-- Goal --
From the entries below, extract every line that includes the word "sacrificii".

-- Provided data --
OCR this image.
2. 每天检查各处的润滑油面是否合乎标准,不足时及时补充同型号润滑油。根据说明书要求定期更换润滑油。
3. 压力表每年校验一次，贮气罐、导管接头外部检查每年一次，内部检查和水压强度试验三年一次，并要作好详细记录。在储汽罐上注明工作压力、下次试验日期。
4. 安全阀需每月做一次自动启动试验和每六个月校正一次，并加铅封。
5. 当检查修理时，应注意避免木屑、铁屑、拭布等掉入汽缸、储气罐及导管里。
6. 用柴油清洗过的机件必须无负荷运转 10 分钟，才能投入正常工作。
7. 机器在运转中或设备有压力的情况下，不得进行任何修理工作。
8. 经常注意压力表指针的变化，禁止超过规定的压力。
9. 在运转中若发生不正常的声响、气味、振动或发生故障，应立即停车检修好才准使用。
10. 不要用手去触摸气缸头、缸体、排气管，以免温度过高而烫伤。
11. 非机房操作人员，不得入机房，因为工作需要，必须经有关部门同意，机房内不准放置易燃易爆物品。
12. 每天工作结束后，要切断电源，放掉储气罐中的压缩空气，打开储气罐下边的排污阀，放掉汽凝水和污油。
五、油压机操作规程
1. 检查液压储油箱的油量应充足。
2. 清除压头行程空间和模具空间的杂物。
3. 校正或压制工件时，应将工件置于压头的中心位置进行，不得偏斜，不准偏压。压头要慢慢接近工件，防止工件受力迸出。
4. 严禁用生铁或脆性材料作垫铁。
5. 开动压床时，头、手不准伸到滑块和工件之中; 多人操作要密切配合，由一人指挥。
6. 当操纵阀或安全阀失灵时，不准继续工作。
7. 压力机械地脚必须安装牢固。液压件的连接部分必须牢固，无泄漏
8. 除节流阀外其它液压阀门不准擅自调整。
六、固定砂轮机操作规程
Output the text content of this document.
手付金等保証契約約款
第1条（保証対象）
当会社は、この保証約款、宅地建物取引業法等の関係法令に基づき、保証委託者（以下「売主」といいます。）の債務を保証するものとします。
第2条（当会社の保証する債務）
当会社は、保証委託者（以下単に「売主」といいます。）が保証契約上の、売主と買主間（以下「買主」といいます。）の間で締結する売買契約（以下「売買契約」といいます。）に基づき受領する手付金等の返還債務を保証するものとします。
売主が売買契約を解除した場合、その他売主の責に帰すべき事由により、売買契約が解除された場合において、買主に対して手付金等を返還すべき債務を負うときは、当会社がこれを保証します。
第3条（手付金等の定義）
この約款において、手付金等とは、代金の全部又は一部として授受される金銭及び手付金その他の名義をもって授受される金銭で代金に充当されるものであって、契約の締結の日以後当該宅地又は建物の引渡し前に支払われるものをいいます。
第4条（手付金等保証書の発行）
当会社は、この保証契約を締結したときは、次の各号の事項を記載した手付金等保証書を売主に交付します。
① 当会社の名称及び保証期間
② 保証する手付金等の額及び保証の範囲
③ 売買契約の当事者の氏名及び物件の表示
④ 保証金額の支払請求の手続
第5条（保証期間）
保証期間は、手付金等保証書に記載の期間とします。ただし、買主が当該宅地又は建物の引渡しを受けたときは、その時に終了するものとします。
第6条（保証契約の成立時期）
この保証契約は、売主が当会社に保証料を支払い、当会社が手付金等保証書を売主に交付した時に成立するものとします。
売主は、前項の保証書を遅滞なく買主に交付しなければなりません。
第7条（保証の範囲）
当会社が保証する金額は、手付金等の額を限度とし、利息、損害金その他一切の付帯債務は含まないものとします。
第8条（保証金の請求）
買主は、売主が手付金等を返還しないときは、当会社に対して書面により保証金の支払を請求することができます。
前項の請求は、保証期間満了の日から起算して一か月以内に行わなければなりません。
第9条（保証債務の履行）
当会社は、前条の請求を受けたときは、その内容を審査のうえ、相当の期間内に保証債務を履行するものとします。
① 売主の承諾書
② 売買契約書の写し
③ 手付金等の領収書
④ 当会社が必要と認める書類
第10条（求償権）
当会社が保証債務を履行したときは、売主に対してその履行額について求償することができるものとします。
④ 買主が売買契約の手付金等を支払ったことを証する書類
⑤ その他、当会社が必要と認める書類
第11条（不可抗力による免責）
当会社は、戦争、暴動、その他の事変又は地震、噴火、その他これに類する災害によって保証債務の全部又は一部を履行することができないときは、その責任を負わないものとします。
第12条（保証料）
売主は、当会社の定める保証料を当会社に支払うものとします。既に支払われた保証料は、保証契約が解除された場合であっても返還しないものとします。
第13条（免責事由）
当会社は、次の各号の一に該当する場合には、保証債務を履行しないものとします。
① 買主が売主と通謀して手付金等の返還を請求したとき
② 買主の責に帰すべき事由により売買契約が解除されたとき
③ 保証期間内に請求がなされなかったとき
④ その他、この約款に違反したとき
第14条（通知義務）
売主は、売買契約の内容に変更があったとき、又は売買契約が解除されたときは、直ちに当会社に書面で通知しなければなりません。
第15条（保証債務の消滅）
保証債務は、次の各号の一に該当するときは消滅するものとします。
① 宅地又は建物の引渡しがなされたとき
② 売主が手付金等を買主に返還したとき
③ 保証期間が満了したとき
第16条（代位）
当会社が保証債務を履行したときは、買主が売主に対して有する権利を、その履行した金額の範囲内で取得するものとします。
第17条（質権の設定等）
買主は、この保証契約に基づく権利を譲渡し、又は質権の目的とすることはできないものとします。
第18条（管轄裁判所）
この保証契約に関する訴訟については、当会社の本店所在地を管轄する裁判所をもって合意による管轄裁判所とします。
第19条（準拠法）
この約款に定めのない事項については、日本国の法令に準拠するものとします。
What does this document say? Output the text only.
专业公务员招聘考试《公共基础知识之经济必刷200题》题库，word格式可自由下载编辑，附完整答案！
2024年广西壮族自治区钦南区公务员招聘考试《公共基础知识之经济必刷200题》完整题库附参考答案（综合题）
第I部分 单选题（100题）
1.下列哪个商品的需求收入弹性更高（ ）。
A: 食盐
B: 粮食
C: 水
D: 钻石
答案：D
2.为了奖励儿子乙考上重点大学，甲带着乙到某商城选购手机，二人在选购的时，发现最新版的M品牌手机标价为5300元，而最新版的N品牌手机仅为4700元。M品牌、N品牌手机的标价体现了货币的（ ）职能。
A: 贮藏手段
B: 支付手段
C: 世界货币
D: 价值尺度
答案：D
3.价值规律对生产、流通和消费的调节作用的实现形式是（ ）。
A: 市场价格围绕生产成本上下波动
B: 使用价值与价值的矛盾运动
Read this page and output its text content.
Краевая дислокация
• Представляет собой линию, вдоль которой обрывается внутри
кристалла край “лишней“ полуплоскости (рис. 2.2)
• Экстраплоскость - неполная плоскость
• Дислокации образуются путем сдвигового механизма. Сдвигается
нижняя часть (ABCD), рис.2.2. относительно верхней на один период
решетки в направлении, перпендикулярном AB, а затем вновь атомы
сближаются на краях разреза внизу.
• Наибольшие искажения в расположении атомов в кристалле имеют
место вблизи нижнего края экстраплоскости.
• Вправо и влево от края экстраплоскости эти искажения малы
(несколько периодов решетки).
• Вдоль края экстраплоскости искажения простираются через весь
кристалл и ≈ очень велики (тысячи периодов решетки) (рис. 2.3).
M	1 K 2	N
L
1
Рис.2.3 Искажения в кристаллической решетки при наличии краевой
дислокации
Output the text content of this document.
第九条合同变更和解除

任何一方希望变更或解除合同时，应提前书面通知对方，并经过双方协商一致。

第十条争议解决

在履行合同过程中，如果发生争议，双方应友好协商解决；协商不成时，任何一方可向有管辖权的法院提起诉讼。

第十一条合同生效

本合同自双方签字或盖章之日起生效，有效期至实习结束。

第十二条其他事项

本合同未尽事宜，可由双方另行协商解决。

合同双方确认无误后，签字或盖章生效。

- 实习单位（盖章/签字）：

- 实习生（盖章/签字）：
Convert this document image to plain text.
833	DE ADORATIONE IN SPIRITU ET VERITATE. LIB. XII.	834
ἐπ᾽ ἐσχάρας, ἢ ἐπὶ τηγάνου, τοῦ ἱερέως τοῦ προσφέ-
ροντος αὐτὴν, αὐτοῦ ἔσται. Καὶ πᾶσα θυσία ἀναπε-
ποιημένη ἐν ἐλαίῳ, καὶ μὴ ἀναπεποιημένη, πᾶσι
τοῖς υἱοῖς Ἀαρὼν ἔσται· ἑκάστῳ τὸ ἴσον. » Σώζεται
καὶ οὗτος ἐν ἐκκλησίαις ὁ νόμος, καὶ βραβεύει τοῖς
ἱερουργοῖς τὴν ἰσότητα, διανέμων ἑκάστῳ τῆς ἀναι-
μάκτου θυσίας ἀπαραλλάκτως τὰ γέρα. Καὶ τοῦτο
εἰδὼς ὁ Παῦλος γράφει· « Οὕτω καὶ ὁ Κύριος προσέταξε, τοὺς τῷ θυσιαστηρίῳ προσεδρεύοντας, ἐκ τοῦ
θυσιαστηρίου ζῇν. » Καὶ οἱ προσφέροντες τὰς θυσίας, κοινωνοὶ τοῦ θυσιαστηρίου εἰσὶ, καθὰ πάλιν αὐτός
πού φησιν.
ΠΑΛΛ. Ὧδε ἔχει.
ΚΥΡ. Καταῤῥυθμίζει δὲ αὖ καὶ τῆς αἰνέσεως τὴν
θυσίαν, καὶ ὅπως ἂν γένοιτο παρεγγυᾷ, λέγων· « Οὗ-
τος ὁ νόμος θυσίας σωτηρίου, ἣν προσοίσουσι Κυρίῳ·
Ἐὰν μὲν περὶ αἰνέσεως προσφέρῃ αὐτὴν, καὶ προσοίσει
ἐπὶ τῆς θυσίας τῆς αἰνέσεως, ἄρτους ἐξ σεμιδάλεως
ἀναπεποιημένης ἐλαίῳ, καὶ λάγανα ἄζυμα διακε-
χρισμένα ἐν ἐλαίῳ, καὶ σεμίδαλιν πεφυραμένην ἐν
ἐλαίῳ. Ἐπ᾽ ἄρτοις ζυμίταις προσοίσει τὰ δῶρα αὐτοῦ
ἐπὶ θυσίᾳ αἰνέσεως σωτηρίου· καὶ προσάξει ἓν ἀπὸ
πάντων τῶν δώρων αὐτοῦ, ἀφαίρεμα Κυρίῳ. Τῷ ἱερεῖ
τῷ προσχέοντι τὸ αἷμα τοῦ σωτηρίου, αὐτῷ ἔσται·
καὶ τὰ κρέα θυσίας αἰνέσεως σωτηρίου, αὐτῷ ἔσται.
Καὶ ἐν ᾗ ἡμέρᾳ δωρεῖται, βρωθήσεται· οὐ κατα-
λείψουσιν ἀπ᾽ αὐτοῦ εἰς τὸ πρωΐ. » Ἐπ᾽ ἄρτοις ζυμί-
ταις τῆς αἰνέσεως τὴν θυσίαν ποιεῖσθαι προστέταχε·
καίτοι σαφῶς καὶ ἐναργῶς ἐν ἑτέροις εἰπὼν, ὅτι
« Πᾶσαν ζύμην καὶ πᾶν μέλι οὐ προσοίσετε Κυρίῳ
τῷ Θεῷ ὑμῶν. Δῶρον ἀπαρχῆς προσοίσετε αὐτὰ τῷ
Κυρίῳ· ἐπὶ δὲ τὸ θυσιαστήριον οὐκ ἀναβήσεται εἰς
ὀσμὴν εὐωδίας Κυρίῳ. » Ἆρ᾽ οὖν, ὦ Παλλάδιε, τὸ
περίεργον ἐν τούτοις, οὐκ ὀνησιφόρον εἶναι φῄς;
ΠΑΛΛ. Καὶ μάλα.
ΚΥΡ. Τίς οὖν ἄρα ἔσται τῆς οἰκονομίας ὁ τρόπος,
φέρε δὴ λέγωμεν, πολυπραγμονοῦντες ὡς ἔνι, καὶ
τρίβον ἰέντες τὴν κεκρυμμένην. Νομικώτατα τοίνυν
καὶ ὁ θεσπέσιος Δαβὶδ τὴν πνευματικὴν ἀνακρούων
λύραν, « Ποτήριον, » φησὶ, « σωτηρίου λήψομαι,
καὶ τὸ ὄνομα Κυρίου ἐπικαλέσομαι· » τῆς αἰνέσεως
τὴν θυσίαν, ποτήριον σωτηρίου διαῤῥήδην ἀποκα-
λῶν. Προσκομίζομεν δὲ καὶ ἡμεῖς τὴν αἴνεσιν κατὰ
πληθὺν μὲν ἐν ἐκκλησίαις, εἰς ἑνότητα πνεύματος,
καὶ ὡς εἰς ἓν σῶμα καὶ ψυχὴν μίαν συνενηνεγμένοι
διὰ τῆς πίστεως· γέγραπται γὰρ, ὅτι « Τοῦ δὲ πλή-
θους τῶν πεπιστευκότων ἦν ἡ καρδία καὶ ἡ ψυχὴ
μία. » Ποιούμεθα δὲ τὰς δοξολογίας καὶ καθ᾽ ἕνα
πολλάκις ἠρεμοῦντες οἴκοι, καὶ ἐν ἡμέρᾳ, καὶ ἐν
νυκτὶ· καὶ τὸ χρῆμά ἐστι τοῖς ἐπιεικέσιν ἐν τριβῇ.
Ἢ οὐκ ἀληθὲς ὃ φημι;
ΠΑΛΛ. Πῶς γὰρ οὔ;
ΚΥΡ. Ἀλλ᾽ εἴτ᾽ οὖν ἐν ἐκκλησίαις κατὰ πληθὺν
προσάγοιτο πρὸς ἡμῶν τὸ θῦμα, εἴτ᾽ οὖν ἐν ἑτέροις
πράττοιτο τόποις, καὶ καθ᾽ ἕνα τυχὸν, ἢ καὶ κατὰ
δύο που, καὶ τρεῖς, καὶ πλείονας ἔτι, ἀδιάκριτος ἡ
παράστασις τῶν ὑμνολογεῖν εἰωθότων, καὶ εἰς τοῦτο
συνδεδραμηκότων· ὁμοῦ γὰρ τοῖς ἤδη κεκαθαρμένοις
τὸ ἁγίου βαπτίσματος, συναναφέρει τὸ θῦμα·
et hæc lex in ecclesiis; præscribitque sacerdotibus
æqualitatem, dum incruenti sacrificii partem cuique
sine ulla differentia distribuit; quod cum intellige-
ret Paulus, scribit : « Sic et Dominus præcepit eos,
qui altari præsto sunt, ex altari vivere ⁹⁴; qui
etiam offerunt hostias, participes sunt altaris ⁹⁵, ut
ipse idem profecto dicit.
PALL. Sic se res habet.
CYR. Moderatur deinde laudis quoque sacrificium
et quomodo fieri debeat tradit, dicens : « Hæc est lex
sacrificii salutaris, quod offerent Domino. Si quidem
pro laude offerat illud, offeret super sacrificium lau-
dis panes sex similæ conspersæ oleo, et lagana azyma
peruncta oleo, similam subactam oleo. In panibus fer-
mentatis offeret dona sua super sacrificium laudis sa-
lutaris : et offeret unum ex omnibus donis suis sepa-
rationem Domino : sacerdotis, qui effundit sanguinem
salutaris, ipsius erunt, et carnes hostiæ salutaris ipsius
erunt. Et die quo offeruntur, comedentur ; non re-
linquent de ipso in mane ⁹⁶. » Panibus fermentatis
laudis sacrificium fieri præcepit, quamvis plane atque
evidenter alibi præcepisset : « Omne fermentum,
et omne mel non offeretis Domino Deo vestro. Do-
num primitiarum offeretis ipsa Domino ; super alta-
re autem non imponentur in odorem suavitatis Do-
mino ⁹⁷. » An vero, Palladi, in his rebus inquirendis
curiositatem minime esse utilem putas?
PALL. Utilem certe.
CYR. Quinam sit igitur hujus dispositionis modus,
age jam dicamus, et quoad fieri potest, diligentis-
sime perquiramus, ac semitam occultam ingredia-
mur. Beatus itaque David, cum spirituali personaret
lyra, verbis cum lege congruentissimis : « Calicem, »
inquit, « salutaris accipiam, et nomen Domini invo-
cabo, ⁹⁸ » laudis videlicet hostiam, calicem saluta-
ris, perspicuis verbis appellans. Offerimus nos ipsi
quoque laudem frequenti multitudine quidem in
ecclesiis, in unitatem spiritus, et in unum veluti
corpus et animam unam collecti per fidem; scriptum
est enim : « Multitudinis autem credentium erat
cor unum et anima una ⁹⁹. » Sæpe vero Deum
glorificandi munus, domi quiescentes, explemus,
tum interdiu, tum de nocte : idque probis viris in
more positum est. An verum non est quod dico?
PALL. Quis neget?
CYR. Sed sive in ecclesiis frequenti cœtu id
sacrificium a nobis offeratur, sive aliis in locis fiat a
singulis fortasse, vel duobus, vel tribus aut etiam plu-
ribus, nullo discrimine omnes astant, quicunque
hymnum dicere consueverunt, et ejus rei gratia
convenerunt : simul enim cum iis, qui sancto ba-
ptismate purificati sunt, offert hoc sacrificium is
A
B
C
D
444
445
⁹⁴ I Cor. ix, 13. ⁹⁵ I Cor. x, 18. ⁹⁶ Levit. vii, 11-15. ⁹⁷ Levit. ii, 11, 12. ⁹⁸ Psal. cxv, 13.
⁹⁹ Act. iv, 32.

-- Full output --
æqualitatem, dum incruenti sacrificii partem cuique
sacrificii salutaris, quod offerent Domino. Si quidem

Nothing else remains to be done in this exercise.